--- START Data for this exercise ---

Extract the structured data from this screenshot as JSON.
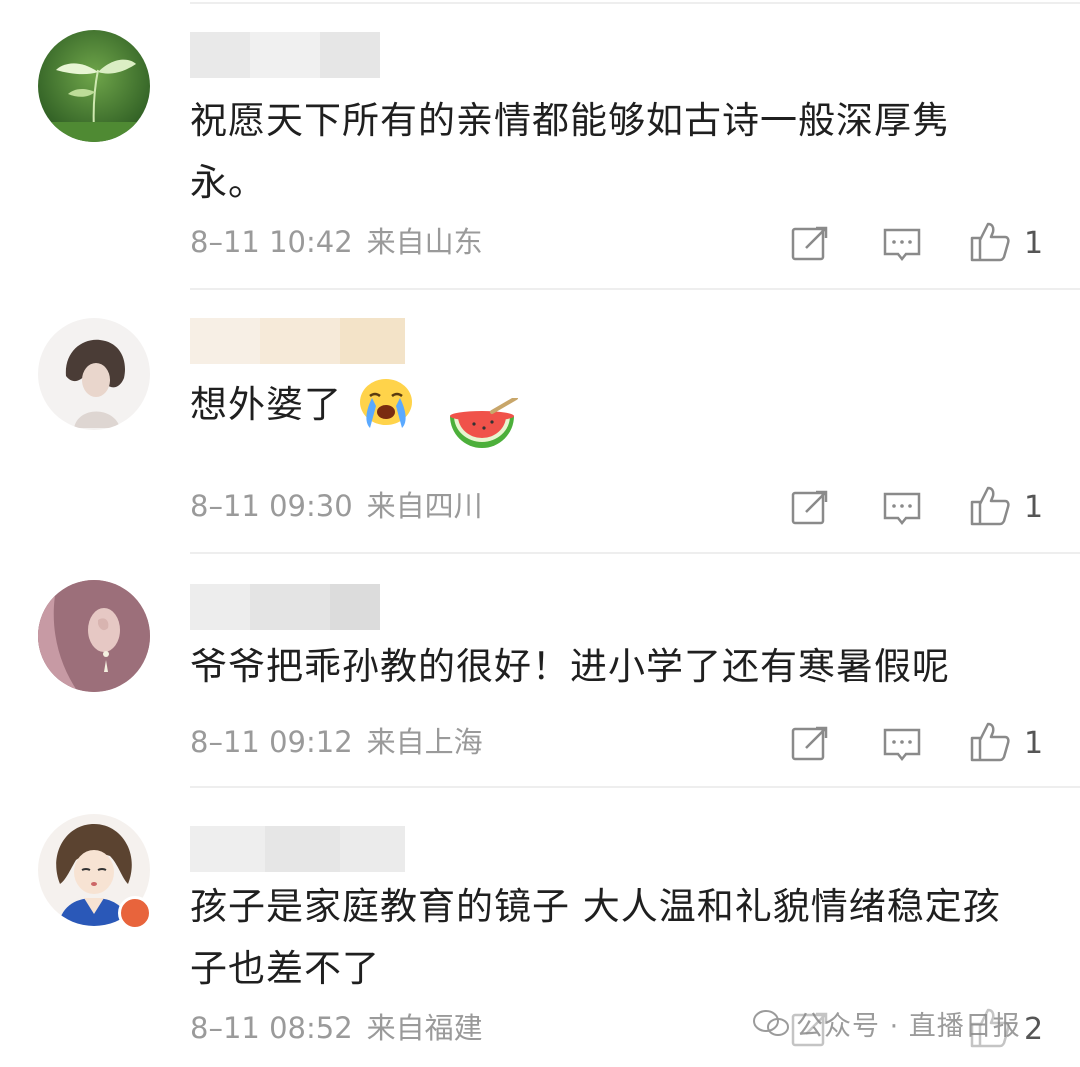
{
  "comments": [
    {
      "text": "祝愿天下所有的亲情都能够如古诗一般深厚隽永。",
      "time": "8–11 10:42",
      "location": "来自山东",
      "likes": "1",
      "avatar": "leaf-plant-avatar"
    },
    {
      "text": "想外婆了",
      "time": "8–11 09:30",
      "location": "来自四川",
      "likes": "1",
      "avatar": "girl-photo-avatar",
      "emojis": [
        "crying-face-emoji",
        "watermelon-emoji"
      ]
    },
    {
      "text": "爷爷把乖孙教的很好！进小学了还有寒暑假呢",
      "time": "8–11 09:12",
      "location": "来自上海",
      "likes": "1",
      "avatar": "pink-hair-avatar"
    },
    {
      "text": "孩子是家庭教育的镜子  大人温和礼貌情绪稳定孩子也差不了",
      "time": "8–11 08:52",
      "location": "来自福建",
      "likes": "2",
      "avatar": "cartoon-girl-avatar"
    }
  ],
  "watermark": "公众号 · 直播日报",
  "colors": {
    "meta": "#9a9a9a",
    "divider": "#eeeeee",
    "text": "#1f1f1f",
    "icon": "#8a8a8a"
  }
}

--- END Data for this exercise ---

* Stated problem *
Make a verbatim copy of all the entries and strip out the pictures.

* Final result *
Extract the structured data from this screenshot as JSON.
{
  "comments": [
    {
      "text": "祝愿天下所有的亲情都能够如古诗一般深厚隽永。",
      "time": "8–11 10:42",
      "location": "来自山东",
      "likes": "1",
      "avatar": "leaf-plant-avatar"
    },
    {
      "text": "想外婆了",
      "time": "8–11 09:30",
      "location": "来自四川",
      "likes": "1",
      "avatar": "girl-photo-avatar",
      "emojis": [
        "crying-face-emoji",
        "watermelon-emoji"
      ]
    },
    {
      "text": "爷爷把乖孙教的很好！进小学了还有寒暑假呢",
      "time": "8–11 09:12",
      "location": "来自上海",
      "likes": "1",
      "avatar": "pink-hair-avatar"
    },
    {
      "text": "孩子是家庭教育的镜子  大人温和礼貌情绪稳定孩子也差不了",
      "time": "8–11 08:52",
      "location": "来自福建",
      "likes": "2",
      "avatar": "cartoon-girl-avatar"
    }
  ],
  "watermark": "公众号 · 直播日报",
  "colors": {
    "meta": "#9a9a9a",
    "divider": "#eeeeee",
    "text": "#1f1f1f",
    "icon": "#8a8a8a"
  }
}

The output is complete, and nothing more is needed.